• [Set task]:
Copy out every record below, word for word.

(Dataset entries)

* Start *

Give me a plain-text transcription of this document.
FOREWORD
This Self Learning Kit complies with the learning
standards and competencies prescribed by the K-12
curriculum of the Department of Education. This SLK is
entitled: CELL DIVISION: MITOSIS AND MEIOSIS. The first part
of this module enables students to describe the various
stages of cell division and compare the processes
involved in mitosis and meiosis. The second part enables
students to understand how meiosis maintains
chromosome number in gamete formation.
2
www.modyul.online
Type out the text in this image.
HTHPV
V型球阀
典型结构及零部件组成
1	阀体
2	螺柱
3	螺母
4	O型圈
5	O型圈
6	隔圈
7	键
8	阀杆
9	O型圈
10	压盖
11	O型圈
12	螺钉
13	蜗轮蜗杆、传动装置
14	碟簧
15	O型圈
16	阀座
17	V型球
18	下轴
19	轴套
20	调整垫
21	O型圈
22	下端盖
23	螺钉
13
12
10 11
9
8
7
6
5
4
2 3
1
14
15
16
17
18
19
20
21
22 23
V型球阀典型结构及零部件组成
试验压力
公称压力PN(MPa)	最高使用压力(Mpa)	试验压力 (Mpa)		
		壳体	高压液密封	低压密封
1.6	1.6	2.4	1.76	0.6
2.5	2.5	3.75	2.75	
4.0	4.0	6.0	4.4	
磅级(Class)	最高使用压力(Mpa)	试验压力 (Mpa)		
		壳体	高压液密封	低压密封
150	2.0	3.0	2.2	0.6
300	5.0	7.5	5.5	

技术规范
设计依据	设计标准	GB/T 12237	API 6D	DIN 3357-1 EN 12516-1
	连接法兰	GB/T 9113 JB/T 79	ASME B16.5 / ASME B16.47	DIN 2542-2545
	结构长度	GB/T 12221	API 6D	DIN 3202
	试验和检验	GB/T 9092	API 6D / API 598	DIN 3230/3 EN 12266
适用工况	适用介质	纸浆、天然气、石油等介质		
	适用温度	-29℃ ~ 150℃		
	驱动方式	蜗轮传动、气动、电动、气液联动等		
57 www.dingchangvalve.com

* End *

• [Written answer]:
Give me a plain-text transcription of this document.
FOREWORD
This Self Learning Kit complies with the learning
standards and competencies prescribed by the K-12
curriculum of the Department of Education. This SLK is
entitled: CELL DIVISION: MITOSIS AND MEIOSIS. The first part
of this module enables students to describe the various
stages of cell division and compare the processes
involved in mitosis and meiosis. The second part enables
students to understand how meiosis maintains
chromosome number in gamete formation.
2
www.modyul.online
Type out the text in this image.
HTHPV
V型球阀
典型结构及零部件组成
1	阀体
2	螺柱
3	螺母
4	O型圈
5	O型圈
6	隔圈
7	键
8	阀杆
9	O型圈
10	压盖
11	O型圈
12	螺钉
13	蜗轮蜗杆、传动装置
14	碟簧
15	O型圈
16	阀座
17	V型球
18	下轴
19	轴套
20	调整垫
21	O型圈
22	下端盖
23	螺钉
13
12
10 11
9
8
7
6
5
4
2 3
1
14
15
16
17
18
19
20
21
22 23
V型球阀典型结构及零部件组成
试验压力
公称压力PN(MPa)	最高使用压力(Mpa)	试验压力 (Mpa)		
		壳体	高压液密封	低压密封
1.6	1.6	2.4	1.76	0.6
2.5	2.5	3.75	2.75	
4.0	4.0	6.0	4.4	
磅级(Class)	最高使用压力(Mpa)	试验压力 (Mpa)		
		壳体	高压液密封	低压密封
150	2.0	3.0	2.2	0.6
300	5.0	7.5	5.5	

技术规范
设计依据	设计标准	GB/T 12237	API 6D	DIN 3357-1 EN 12516-1
	连接法兰	GB/T 9113 JB/T 79	ASME B16.5 / ASME B16.47	DIN 2542-2545
	结构长度	GB/T 12221	API 6D	DIN 3202
	试验和检验	GB/T 9092	API 6D / API 598	DIN 3230/3 EN 12266
适用工况	适用介质	纸浆、天然气、石油等介质		
	适用温度	-29℃ ~ 150℃		
	驱动方式	蜗轮传动、气动、电动、气液联动等		
57 www.dingchangvalve.com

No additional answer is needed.